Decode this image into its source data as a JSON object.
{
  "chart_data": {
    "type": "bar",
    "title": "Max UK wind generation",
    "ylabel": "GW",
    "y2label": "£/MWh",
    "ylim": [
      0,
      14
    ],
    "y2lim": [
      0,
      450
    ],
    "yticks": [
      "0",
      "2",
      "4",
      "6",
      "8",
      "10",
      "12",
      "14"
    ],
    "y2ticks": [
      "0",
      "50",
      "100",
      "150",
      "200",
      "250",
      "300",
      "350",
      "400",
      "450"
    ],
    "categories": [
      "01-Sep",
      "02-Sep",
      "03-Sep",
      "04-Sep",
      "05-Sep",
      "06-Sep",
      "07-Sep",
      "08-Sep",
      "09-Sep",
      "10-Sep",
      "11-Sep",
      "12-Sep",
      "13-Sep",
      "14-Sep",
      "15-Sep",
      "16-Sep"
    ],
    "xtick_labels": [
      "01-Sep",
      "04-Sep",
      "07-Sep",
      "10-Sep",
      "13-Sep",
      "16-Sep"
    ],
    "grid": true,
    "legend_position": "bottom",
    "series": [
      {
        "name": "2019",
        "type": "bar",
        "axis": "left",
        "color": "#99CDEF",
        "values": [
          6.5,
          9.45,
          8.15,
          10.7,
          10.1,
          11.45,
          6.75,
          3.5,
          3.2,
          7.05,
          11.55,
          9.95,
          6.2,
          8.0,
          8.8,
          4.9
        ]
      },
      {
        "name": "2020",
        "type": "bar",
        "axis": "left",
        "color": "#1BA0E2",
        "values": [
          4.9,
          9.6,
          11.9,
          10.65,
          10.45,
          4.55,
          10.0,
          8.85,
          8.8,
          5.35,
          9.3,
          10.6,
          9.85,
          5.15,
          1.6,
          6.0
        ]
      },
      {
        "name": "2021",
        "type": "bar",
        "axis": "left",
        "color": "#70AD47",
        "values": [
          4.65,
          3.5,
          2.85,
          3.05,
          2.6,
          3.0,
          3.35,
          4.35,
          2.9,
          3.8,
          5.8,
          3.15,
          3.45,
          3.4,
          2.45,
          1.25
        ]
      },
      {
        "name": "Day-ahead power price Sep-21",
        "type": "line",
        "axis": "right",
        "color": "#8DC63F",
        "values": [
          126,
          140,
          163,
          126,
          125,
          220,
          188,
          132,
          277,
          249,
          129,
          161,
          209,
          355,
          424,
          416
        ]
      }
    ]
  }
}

---*---

### Short task
Show each line in the entries that holds the string "color".

### Result of this exercise
        "color": "#99CDEF",
        "color": "#1BA0E2",
        "color": "#70AD47",
        "color": "#8DC63F",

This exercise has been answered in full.